■ **Supplied records**:
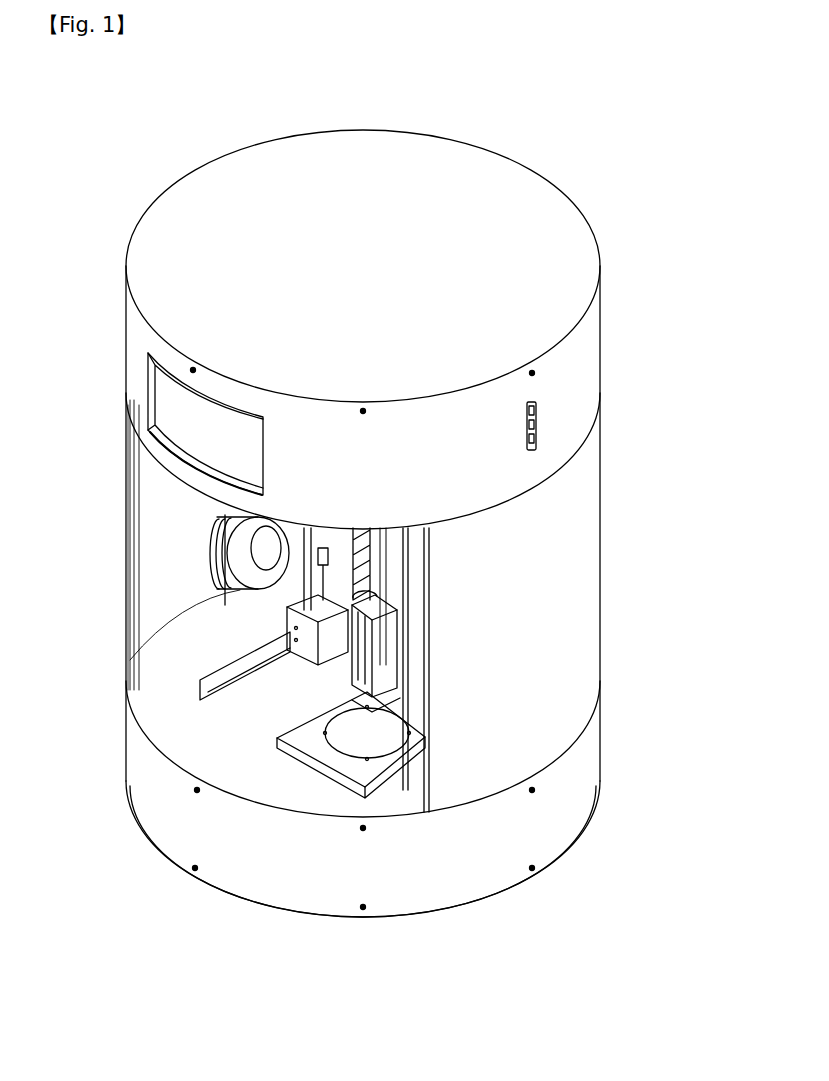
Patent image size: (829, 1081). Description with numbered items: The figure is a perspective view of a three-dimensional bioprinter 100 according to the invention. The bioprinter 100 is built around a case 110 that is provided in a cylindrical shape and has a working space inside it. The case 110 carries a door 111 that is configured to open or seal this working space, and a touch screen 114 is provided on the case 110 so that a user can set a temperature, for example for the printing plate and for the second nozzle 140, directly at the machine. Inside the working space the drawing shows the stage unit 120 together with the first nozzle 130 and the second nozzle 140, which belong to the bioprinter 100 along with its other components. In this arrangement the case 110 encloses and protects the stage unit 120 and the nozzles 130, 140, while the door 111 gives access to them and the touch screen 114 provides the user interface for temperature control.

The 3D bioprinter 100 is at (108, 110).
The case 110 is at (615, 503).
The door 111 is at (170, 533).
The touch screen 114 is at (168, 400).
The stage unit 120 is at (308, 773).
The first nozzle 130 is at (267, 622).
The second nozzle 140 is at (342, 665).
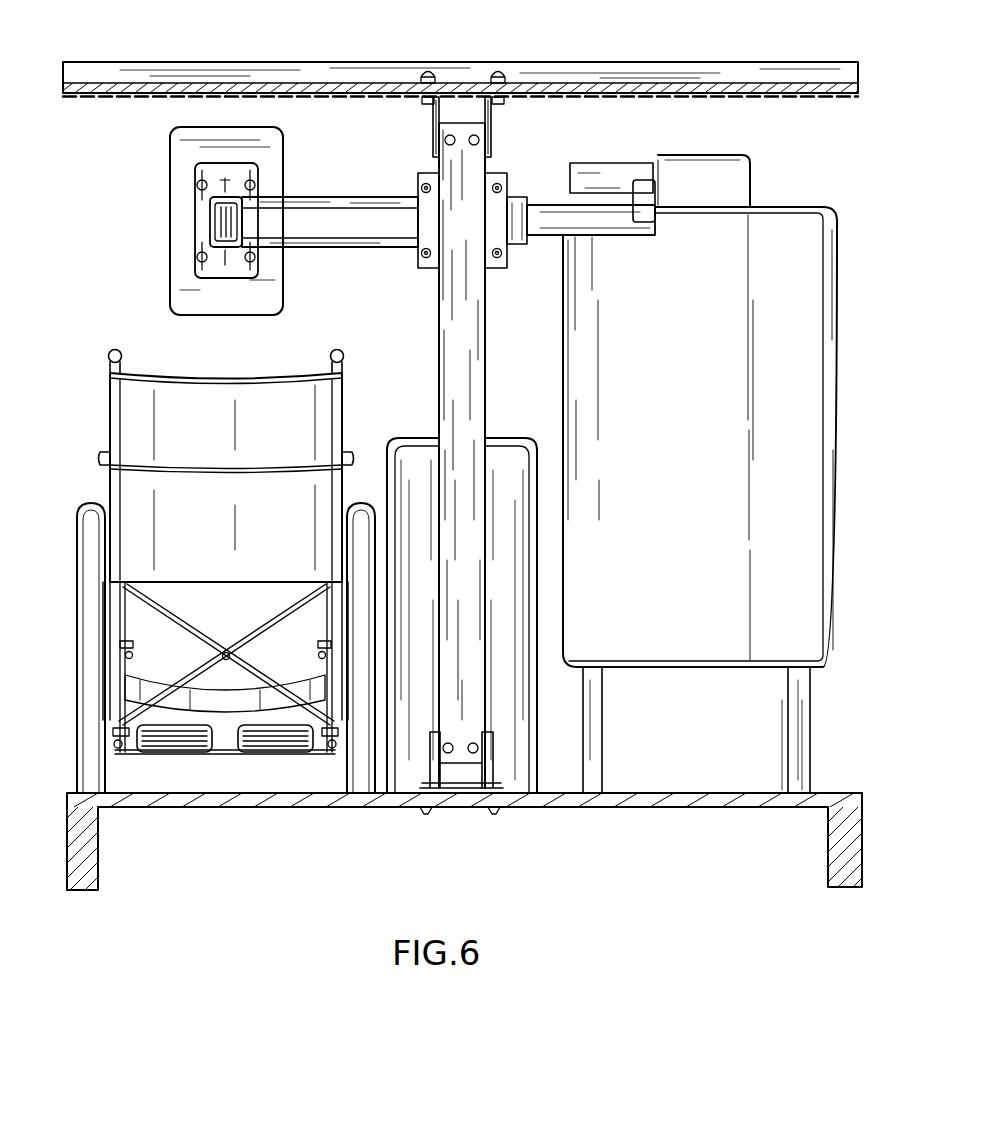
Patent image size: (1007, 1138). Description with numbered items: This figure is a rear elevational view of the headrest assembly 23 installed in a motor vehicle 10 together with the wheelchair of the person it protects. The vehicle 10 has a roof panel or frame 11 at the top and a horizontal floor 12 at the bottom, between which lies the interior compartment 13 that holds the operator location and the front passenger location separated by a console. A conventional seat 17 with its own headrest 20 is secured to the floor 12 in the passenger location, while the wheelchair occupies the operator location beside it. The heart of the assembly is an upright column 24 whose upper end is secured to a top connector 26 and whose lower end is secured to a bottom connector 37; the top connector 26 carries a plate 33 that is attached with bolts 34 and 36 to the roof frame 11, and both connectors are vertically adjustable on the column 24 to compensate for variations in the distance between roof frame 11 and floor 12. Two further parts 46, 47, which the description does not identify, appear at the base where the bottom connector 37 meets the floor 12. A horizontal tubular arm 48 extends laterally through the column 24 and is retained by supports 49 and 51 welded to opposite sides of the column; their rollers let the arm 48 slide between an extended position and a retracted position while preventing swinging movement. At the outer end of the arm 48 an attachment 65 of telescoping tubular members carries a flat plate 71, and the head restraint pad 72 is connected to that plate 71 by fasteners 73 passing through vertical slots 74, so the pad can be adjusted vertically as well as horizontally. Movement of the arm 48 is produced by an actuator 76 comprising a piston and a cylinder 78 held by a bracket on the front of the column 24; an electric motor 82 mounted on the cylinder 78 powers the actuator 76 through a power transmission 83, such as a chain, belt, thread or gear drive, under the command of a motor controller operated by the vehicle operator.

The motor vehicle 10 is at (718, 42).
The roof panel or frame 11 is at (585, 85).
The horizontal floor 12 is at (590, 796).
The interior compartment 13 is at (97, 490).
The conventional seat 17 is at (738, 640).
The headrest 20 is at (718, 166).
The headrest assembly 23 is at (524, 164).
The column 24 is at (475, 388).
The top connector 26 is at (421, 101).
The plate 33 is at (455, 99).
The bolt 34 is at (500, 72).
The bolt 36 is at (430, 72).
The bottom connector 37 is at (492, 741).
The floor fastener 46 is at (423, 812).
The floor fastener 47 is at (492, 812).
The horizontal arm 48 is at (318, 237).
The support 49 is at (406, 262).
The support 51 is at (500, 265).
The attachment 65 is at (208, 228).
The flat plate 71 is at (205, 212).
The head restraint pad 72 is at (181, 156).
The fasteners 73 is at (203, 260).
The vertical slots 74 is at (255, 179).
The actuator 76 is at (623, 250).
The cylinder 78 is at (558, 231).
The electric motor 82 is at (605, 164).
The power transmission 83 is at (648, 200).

■ **Instructions to follow**:
Write out all of the lines above again, word for word, and leave the pictures out.

■ **Response for this exercise**:
Patent image size: (829, 1081). Description with numbered items: The figure is a perspective view of a three-dimensional bioprinter 100 according to the invention. The bioprinter 100 is built around a case 110 that is provided in a cylindrical shape and has a working space inside it. The case 110 carries a door 111 that is configured to open or seal this working space, and a touch screen 114 is provided on the case 110 so that a user can set a temperature, for example for the printing plate and for the second nozzle 140, directly at the machine. Inside the working space the drawing shows the stage unit 120 together with the first nozzle 130 and the second nozzle 140, which belong to the bioprinter 100 along with its other components. In this arrangement the case 110 encloses and protects the stage unit 120 and the nozzles 130, 140, while the door 111 gives access to them and the touch screen 114 provides the user interface for temperature control.

The 3D bioprinter 100 is at (108, 110).
The case 110 is at (615, 503).
The door 111 is at (170, 533).
The touch screen 114 is at (168, 400).
The stage unit 120 is at (308, 773).
The first nozzle 130 is at (267, 622).
The second nozzle 140 is at (342, 665).
Patent image size: (1007, 1138). Description with numbered items: This figure is a rear elevational view of the headrest assembly 23 installed in a motor vehicle 10 together with the wheelchair of the person it protects. The vehicle 10 has a roof panel or frame 11 at the top and a horizontal floor 12 at the bottom, between which lies the interior compartment 13 that holds the operator location and the front passenger location separated by a console. A conventional seat 17 with its own headrest 20 is secured to the floor 12 in the passenger location, while the wheelchair occupies the operator location beside it. The heart of the assembly is an upright column 24 whose upper end is secured to a top connector 26 and whose lower end is secured to a bottom connector 37; the top connector 26 carries a plate 33 that is attached with bolts 34 and 36 to the roof frame 11, and both connectors are vertically adjustable on the column 24 to compensate for variations in the distance between roof frame 11 and floor 12. Two further parts 46, 47, which the description does not identify, appear at the base where the bottom connector 37 meets the floor 12. A horizontal tubular arm 48 extends laterally through the column 24 and is retained by supports 49 and 51 welded to opposite sides of the column; their rollers let the arm 48 slide between an extended position and a retracted position while preventing swinging movement. At the outer end of the arm 48 an attachment 65 of telescoping tubular members carries a flat plate 71, and the head restraint pad 72 is connected to that plate 71 by fasteners 73 passing through vertical slots 74, so the pad can be adjusted vertically as well as horizontally. Movement of the arm 48 is produced by an actuator 76 comprising a piston and a cylinder 78 held by a bracket on the front of the column 24; an electric motor 82 mounted on the cylinder 78 powers the actuator 76 through a power transmission 83, such as a chain, belt, thread or gear drive, under the command of a motor controller operated by the vehicle operator.

The motor vehicle 10 is at (718, 42).
The roof panel or frame 11 is at (585, 85).
The horizontal floor 12 is at (590, 796).
The interior compartment 13 is at (97, 490).
The conventional seat 17 is at (738, 640).
The headrest 20 is at (718, 166).
The headrest assembly 23 is at (524, 164).
The column 24 is at (475, 388).
The top connector 26 is at (421, 101).
The plate 33 is at (455, 99).
The bolt 34 is at (500, 72).
The bolt 36 is at (430, 72).
The bottom connector 37 is at (492, 741).
The floor fastener 46 is at (423, 812).
The floor fastener 47 is at (492, 812).
The horizontal arm 48 is at (318, 237).
The support 49 is at (406, 262).
The support 51 is at (500, 265).
The attachment 65 is at (208, 228).
The flat plate 71 is at (205, 212).
The head restraint pad 72 is at (181, 156).
The fasteners 73 is at (203, 260).
The vertical slots 74 is at (255, 179).
The actuator 76 is at (623, 250).
The cylinder 78 is at (558, 231).
The electric motor 82 is at (605, 164).
The power transmission 83 is at (648, 200).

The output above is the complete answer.